Goal
Write out the whole listing word for word.

Material for the task
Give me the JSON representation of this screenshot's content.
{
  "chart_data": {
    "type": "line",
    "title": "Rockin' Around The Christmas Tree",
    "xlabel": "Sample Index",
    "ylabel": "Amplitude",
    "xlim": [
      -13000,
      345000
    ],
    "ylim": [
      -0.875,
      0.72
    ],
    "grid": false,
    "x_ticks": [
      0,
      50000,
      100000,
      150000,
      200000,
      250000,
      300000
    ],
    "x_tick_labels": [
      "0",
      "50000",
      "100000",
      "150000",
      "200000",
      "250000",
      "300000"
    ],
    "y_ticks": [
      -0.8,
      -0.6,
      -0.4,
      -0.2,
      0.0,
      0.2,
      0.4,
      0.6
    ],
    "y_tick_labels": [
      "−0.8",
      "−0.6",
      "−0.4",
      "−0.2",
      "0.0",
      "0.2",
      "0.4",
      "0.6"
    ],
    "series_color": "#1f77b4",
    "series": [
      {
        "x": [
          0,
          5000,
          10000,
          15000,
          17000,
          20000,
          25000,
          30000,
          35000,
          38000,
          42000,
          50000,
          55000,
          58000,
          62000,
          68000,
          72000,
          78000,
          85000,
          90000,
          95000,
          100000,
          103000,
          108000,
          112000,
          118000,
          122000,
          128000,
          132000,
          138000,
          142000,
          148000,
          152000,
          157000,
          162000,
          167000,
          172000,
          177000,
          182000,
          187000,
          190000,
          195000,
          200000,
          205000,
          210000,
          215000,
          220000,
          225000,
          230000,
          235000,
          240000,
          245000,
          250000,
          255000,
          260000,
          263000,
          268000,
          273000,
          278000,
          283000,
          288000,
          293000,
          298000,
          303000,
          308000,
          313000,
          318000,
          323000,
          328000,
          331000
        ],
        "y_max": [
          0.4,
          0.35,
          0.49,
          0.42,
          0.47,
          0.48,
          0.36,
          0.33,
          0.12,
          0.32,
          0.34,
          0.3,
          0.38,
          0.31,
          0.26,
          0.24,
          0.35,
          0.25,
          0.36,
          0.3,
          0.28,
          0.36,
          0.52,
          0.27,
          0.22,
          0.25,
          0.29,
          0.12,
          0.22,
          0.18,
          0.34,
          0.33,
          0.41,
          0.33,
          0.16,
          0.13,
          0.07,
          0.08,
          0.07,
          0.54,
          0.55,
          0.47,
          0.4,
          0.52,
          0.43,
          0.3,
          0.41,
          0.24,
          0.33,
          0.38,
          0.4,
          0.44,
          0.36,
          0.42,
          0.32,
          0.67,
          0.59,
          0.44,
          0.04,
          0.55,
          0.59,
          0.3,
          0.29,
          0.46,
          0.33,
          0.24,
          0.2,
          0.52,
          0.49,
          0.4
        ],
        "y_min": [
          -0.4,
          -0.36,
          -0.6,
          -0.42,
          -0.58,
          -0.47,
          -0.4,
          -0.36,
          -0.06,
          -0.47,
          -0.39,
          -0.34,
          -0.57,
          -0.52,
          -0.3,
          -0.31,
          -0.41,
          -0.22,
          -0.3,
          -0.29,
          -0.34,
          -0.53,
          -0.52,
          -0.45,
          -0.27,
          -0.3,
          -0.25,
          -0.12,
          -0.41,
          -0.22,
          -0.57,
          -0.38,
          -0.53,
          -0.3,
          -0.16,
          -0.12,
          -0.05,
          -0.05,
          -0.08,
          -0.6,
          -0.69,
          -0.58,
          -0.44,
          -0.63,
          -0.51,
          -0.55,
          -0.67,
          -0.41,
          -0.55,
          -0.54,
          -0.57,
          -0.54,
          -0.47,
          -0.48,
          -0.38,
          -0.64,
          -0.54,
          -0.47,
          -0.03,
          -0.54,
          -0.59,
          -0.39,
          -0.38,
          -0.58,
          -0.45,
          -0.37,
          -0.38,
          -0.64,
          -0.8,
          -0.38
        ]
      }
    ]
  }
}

Response
Give me the JSON representation of this screenshot's content.
{
  "chart_data": {
    "type": "line",
    "title": "Rockin' Around The Christmas Tree",
    "xlabel": "Sample Index",
    "ylabel": "Amplitude",
    "xlim": [
      -13000,
      345000
    ],
    "ylim": [
      -0.875,
      0.72
    ],
    "grid": false,
    "x_ticks": [
      0,
      50000,
      100000,
      150000,
      200000,
      250000,
      300000
    ],
    "x_tick_labels": [
      "0",
      "50000",
      "100000",
      "150000",
      "200000",
      "250000",
      "300000"
    ],
    "y_ticks": [
      -0.8,
      -0.6,
      -0.4,
      -0.2,
      0.0,
      0.2,
      0.4,
      0.6
    ],
    "y_tick_labels": [
      "−0.8",
      "−0.6",
      "−0.4",
      "−0.2",
      "0.0",
      "0.2",
      "0.4",
      "0.6"
    ],
    "series_color": "#1f77b4",
    "series": [
      {
        "x": [
          0,
          5000,
          10000,
          15000,
          17000,
          20000,
          25000,
          30000,
          35000,
          38000,
          42000,
          50000,
          55000,
          58000,
          62000,
          68000,
          72000,
          78000,
          85000,
          90000,
          95000,
          100000,
          103000,
          108000,
          112000,
          118000,
          122000,
          128000,
          132000,
          138000,
          142000,
          148000,
          152000,
          157000,
          162000,
          167000,
          172000,
          177000,
          182000,
          187000,
          190000,
          195000,
          200000,
          205000,
          210000,
          215000,
          220000,
          225000,
          230000,
          235000,
          240000,
          245000,
          250000,
          255000,
          260000,
          263000,
          268000,
          273000,
          278000,
          283000,
          288000,
          293000,
          298000,
          303000,
          308000,
          313000,
          318000,
          323000,
          328000,
          331000
        ],
        "y_max": [
          0.4,
          0.35,
          0.49,
          0.42,
          0.47,
          0.48,
          0.36,
          0.33,
          0.12,
          0.32,
          0.34,
          0.3,
          0.38,
          0.31,
          0.26,
          0.24,
          0.35,
          0.25,
          0.36,
          0.3,
          0.28,
          0.36,
          0.52,
          0.27,
          0.22,
          0.25,
          0.29,
          0.12,
          0.22,
          0.18,
          0.34,
          0.33,
          0.41,
          0.33,
          0.16,
          0.13,
          0.07,
          0.08,
          0.07,
          0.54,
          0.55,
          0.47,
          0.4,
          0.52,
          0.43,
          0.3,
          0.41,
          0.24,
          0.33,
          0.38,
          0.4,
          0.44,
          0.36,
          0.42,
          0.32,
          0.67,
          0.59,
          0.44,
          0.04,
          0.55,
          0.59,
          0.3,
          0.29,
          0.46,
          0.33,
          0.24,
          0.2,
          0.52,
          0.49,
          0.4
        ],
        "y_min": [
          -0.4,
          -0.36,
          -0.6,
          -0.42,
          -0.58,
          -0.47,
          -0.4,
          -0.36,
          -0.06,
          -0.47,
          -0.39,
          -0.34,
          -0.57,
          -0.52,
          -0.3,
          -0.31,
          -0.41,
          -0.22,
          -0.3,
          -0.29,
          -0.34,
          -0.53,
          -0.52,
          -0.45,
          -0.27,
          -0.3,
          -0.25,
          -0.12,
          -0.41,
          -0.22,
          -0.57,
          -0.38,
          -0.53,
          -0.3,
          -0.16,
          -0.12,
          -0.05,
          -0.05,
          -0.08,
          -0.6,
          -0.69,
          -0.58,
          -0.44,
          -0.63,
          -0.51,
          -0.55,
          -0.67,
          -0.41,
          -0.55,
          -0.54,
          -0.57,
          -0.54,
          -0.47,
          -0.48,
          -0.38,
          -0.64,
          -0.54,
          -0.47,
          -0.03,
          -0.54,
          -0.59,
          -0.39,
          -0.38,
          -0.58,
          -0.45,
          -0.37,
          -0.38,
          -0.64,
          -0.8,
          -0.38
        ]
      }
    ]
  }
}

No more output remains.